*TASK DETAILS*
Restate the full set of records exactly, word for word.

*GIVEN RECORDS*
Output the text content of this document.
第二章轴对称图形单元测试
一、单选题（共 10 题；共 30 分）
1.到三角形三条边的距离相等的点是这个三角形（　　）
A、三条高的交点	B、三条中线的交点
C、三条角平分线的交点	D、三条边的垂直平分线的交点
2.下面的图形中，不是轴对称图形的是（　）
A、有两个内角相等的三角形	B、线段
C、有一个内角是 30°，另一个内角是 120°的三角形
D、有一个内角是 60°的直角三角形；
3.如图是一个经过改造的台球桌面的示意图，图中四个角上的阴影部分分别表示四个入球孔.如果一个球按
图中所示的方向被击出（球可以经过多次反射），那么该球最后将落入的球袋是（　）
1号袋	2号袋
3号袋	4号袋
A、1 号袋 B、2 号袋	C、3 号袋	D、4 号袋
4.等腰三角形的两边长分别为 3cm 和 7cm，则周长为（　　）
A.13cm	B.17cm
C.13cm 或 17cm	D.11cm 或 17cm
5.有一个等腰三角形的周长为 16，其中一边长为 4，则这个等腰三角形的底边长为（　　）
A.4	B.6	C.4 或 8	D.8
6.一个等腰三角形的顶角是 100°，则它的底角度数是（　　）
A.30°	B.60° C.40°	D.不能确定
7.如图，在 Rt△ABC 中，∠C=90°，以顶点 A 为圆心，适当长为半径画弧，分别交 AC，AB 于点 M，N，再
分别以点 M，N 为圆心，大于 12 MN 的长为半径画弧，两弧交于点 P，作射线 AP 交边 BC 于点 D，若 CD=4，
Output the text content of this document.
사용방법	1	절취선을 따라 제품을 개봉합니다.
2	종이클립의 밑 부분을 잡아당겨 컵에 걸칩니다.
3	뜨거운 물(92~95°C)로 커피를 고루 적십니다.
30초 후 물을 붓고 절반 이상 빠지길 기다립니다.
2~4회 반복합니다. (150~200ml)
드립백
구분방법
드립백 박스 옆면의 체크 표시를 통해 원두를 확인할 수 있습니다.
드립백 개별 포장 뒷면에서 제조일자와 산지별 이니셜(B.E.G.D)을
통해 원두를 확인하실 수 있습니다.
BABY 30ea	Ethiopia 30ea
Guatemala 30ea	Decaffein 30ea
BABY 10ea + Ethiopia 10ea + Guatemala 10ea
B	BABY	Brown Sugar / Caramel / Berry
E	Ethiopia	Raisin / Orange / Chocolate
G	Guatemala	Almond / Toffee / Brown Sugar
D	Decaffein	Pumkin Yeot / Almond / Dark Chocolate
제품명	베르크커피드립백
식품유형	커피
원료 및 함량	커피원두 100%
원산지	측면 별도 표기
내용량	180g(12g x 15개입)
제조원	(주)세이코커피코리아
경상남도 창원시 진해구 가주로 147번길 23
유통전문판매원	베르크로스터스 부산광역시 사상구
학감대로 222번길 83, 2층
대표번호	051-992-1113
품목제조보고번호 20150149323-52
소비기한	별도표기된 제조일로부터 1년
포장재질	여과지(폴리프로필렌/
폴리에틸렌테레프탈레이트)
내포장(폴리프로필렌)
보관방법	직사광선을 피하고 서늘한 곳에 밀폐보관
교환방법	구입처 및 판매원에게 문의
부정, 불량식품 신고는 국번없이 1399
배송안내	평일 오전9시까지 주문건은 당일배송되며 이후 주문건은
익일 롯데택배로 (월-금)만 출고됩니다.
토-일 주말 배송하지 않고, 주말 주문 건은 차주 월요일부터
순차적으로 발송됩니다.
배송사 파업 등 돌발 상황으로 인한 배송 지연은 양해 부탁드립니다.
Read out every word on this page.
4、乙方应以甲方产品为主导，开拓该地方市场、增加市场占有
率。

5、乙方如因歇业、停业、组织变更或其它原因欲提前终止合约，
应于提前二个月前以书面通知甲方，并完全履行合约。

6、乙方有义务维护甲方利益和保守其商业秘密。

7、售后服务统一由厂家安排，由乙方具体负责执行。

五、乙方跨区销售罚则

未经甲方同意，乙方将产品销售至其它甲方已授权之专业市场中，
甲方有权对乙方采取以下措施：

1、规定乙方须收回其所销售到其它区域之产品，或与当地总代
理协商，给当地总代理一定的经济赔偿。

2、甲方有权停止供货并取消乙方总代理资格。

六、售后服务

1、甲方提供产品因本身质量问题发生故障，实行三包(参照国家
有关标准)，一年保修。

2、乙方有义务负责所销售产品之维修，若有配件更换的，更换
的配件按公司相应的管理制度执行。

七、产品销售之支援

*EXERCISE RESPONSE*
Output the text content of this document.
第二章轴对称图形单元测试
一、单选题（共 10 题；共 30 分）
1.到三角形三条边的距离相等的点是这个三角形（　　）
A、三条高的交点	B、三条中线的交点
C、三条角平分线的交点	D、三条边的垂直平分线的交点
2.下面的图形中，不是轴对称图形的是（　）
A、有两个内角相等的三角形	B、线段
C、有一个内角是 30°，另一个内角是 120°的三角形
D、有一个内角是 60°的直角三角形；
3.如图是一个经过改造的台球桌面的示意图，图中四个角上的阴影部分分别表示四个入球孔.如果一个球按
图中所示的方向被击出（球可以经过多次反射），那么该球最后将落入的球袋是（　）
1号袋	2号袋
3号袋	4号袋
A、1 号袋 B、2 号袋	C、3 号袋	D、4 号袋
4.等腰三角形的两边长分别为 3cm 和 7cm，则周长为（　　）
A.13cm	B.17cm
C.13cm 或 17cm	D.11cm 或 17cm
5.有一个等腰三角形的周长为 16，其中一边长为 4，则这个等腰三角形的底边长为（　　）
A.4	B.6	C.4 或 8	D.8
6.一个等腰三角形的顶角是 100°，则它的底角度数是（　　）
A.30°	B.60° C.40°	D.不能确定
7.如图，在 Rt△ABC 中，∠C=90°，以顶点 A 为圆心，适当长为半径画弧，分别交 AC，AB 于点 M，N，再
分别以点 M，N 为圆心，大于 12 MN 的长为半径画弧，两弧交于点 P，作射线 AP 交边 BC 于点 D，若 CD=4，
Output the text content of this document.
사용방법	1	절취선을 따라 제품을 개봉합니다.
2	종이클립의 밑 부분을 잡아당겨 컵에 걸칩니다.
3	뜨거운 물(92~95°C)로 커피를 고루 적십니다.
30초 후 물을 붓고 절반 이상 빠지길 기다립니다.
2~4회 반복합니다. (150~200ml)
드립백
구분방법
드립백 박스 옆면의 체크 표시를 통해 원두를 확인할 수 있습니다.
드립백 개별 포장 뒷면에서 제조일자와 산지별 이니셜(B.E.G.D)을
통해 원두를 확인하실 수 있습니다.
BABY 30ea	Ethiopia 30ea
Guatemala 30ea	Decaffein 30ea
BABY 10ea + Ethiopia 10ea + Guatemala 10ea
B	BABY	Brown Sugar / Caramel / Berry
E	Ethiopia	Raisin / Orange / Chocolate
G	Guatemala	Almond / Toffee / Brown Sugar
D	Decaffein	Pumkin Yeot / Almond / Dark Chocolate
제품명	베르크커피드립백
식품유형	커피
원료 및 함량	커피원두 100%
원산지	측면 별도 표기
내용량	180g(12g x 15개입)
제조원	(주)세이코커피코리아
경상남도 창원시 진해구 가주로 147번길 23
유통전문판매원	베르크로스터스 부산광역시 사상구
학감대로 222번길 83, 2층
대표번호	051-992-1113
품목제조보고번호 20150149323-52
소비기한	별도표기된 제조일로부터 1년
포장재질	여과지(폴리프로필렌/
폴리에틸렌테레프탈레이트)
내포장(폴리프로필렌)
보관방법	직사광선을 피하고 서늘한 곳에 밀폐보관
교환방법	구입처 및 판매원에게 문의
부정, 불량식품 신고는 국번없이 1399
배송안내	평일 오전9시까지 주문건은 당일배송되며 이후 주문건은
익일 롯데택배로 (월-금)만 출고됩니다.
토-일 주말 배송하지 않고, 주말 주문 건은 차주 월요일부터
순차적으로 발송됩니다.
배송사 파업 등 돌발 상황으로 인한 배송 지연은 양해 부탁드립니다.
Read out every word on this page.
4、乙方应以甲方产品为主导，开拓该地方市场、增加市场占有
率。

5、乙方如因歇业、停业、组织变更或其它原因欲提前终止合约，
应于提前二个月前以书面通知甲方，并完全履行合约。

6、乙方有义务维护甲方利益和保守其商业秘密。

7、售后服务统一由厂家安排，由乙方具体负责执行。

五、乙方跨区销售罚则

未经甲方同意，乙方将产品销售至其它甲方已授权之专业市场中，
甲方有权对乙方采取以下措施：

1、规定乙方须收回其所销售到其它区域之产品，或与当地总代
理协商，给当地总代理一定的经济赔偿。

2、甲方有权停止供货并取消乙方总代理资格。

六、售后服务

1、甲方提供产品因本身质量问题发生故障，实行三包(参照国家
有关标准)，一年保修。

2、乙方有义务负责所销售产品之维修，若有配件更换的，更换
的配件按公司相应的管理制度执行。

七、产品销售之支援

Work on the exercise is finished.